**What is needed**
Go through the material and tally the lines containing the string "zuzuordnen". Give the total alone.

**Provided data**
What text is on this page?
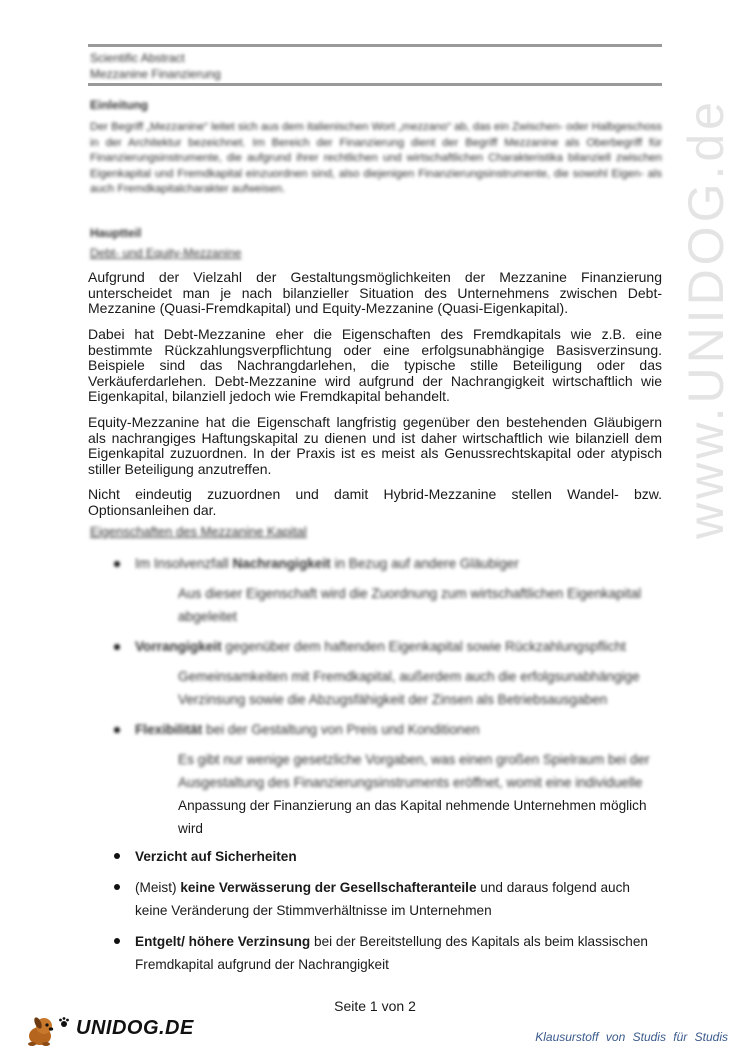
www.UNIDOG.de
Scientific Abstract
Mezzanine Finanzierung
Einleitung
Der Begriff „Mezzanine“ leitet sich aus dem italienischen Wort „mezzano“ ab, das ein Zwischen- oder Halbgeschoss in der Architektur bezeichnet. Im Bereich der Finanzierung dient der Begriff Mezzanine als Oberbegriff für Finanzierungsinstrumente, die aufgrund ihrer rechtlichen und wirtschaftlichen Charakteristika bilanziell zwischen Eigenkapital und Fremdkapital einzuordnen sind, also diejenigen Finanzierungsinstrumente, die sowohl Eigen- als auch Fremdkapitalcharakter aufweisen.
Hauptteil
Debt- und Equity-Mezzanine
Aufgrund der Vielzahl der Gestaltungsmöglichkeiten der Mezzanine Finanzierung unterscheidet man je nach bilanzieller Situation des Unternehmens zwischen Debt-Mezzanine (Quasi-Fremdkapital) und Equity-Mezzanine (Quasi-Eigenkapital).
Dabei hat Debt-Mezzanine eher die Eigenschaften des Fremdkapitals wie z.B. eine bestimmte Rückzahlungsverpflichtung oder eine erfolgsunabhängige Basisverzinsung. Beispiele sind das Nachrangdarlehen, die typische stille Beteiligung oder das Verkäuferdarlehen. Debt-Mezzanine wird aufgrund der Nachrangigkeit wirtschaftlich wie Eigenkapital, bilanziell jedoch wie Fremdkapital behandelt.
Equity-Mezzanine hat die Eigenschaft langfristig gegenüber den bestehenden Gläubigern als nachrangiges Haftungskapital zu dienen und ist daher wirtschaftlich wie bilanziell dem Eigenkapital zuzuordnen. In der Praxis ist es meist als Genussrechtskapital oder atypisch stiller Beteiligung anzutreffen.
Nicht eindeutig zuzuordnen und damit Hybrid-Mezzanine stellen Wandel- bzw. Optionsanleihen dar.
Eigenschaften des Mezzanine Kapital
Im Insolvenzfall Nachrangigkeit in Bezug auf andere Gläubiger
Aus dieser Eigenschaft wird die Zuordnung zum wirtschaftlichen Eigenkapital abgeleitet
Vorrangigkeit gegenüber dem haftenden Eigenkapital sowie Rückzahlungspflicht
Gemeinsamkeiten mit Fremdkapital, außerdem auch die erfolgsunabhängige Verzinsung sowie die Abzugsfähigkeit der Zinsen als Betriebsausgaben
Flexibilität bei der Gestaltung von Preis und Konditionen
Es gibt nur wenige gesetzliche Vorgaben, was einen großen Spielraum bei der Ausgestaltung des Finanzierungsinstruments eröffnet, womit eine individuelle
Anpassung der Finanzierung an das Kapital nehmende Unternehmen möglich wird
Verzicht auf Sicherheiten
(Meist) keine Verwässerung der Gesellschafteranteile und daraus folgend auch keine Veränderung der Stimmverhältnisse im Unternehmen
Entgelt/ höhere Verzinsung bei der Bereitstellung des Kapitals als beim klassischen Fremdkapital aufgrund der Nachrangigkeit
Seite 1 von 2
UNIDOG.DE	Klausurstoff von Studis für Studis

**Output for this exercise**
2